#### WORK TO COMPLETE
Print all of the data exactly as written.

[Saved entries]

=====

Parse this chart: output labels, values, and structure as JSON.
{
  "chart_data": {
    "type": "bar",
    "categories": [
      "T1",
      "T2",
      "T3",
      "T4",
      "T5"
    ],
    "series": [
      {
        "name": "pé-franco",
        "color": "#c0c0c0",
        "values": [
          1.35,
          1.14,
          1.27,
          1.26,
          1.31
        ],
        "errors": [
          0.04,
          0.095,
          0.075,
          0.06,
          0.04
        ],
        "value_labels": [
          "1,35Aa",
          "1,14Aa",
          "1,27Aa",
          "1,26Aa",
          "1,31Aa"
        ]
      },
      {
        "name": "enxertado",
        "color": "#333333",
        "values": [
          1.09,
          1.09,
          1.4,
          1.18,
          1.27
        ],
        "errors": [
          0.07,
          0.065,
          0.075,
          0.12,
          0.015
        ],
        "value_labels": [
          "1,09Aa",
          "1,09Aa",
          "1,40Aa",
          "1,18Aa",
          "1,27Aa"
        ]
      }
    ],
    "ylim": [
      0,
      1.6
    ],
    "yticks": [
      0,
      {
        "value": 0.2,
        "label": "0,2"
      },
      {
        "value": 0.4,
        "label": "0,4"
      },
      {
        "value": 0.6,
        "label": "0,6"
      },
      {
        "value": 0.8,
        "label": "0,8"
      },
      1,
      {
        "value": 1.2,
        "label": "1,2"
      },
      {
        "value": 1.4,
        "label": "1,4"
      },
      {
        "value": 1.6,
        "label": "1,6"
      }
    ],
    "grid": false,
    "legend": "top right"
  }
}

=====

#### OUTPUT OF THE TASK
Parse this chart: output labels, values, and structure as JSON.
{
  "chart_data": {
    "type": "bar",
    "categories": [
      "T1",
      "T2",
      "T3",
      "T4",
      "T5"
    ],
    "series": [
      {
        "name": "pé-franco",
        "color": "#c0c0c0",
        "values": [
          1.35,
          1.14,
          1.27,
          1.26,
          1.31
        ],
        "errors": [
          0.04,
          0.095,
          0.075,
          0.06,
          0.04
        ],
        "value_labels": [
          "1,35Aa",
          "1,14Aa",
          "1,27Aa",
          "1,26Aa",
          "1,31Aa"
        ]
      },
      {
        "name": "enxertado",
        "color": "#333333",
        "values": [
          1.09,
          1.09,
          1.4,
          1.18,
          1.27
        ],
        "errors": [
          0.07,
          0.065,
          0.075,
          0.12,
          0.015
        ],
        "value_labels": [
          "1,09Aa",
          "1,09Aa",
          "1,40Aa",
          "1,18Aa",
          "1,27Aa"
        ]
      }
    ],
    "ylim": [
      0,
      1.6
    ],
    "yticks": [
      0,
      {
        "value": 0.2,
        "label": "0,2"
      },
      {
        "value": 0.4,
        "label": "0,4"
      },
      {
        "value": 0.6,
        "label": "0,6"
      },
      {
        "value": 0.8,
        "label": "0,8"
      },
      1,
      {
        "value": 1.2,
        "label": "1,2"
      },
      {
        "value": 1.4,
        "label": "1,4"
      },
      {
        "value": 1.6,
        "label": "1,6"
      }
    ],
    "grid": false,
    "legend": "top right"
  }
}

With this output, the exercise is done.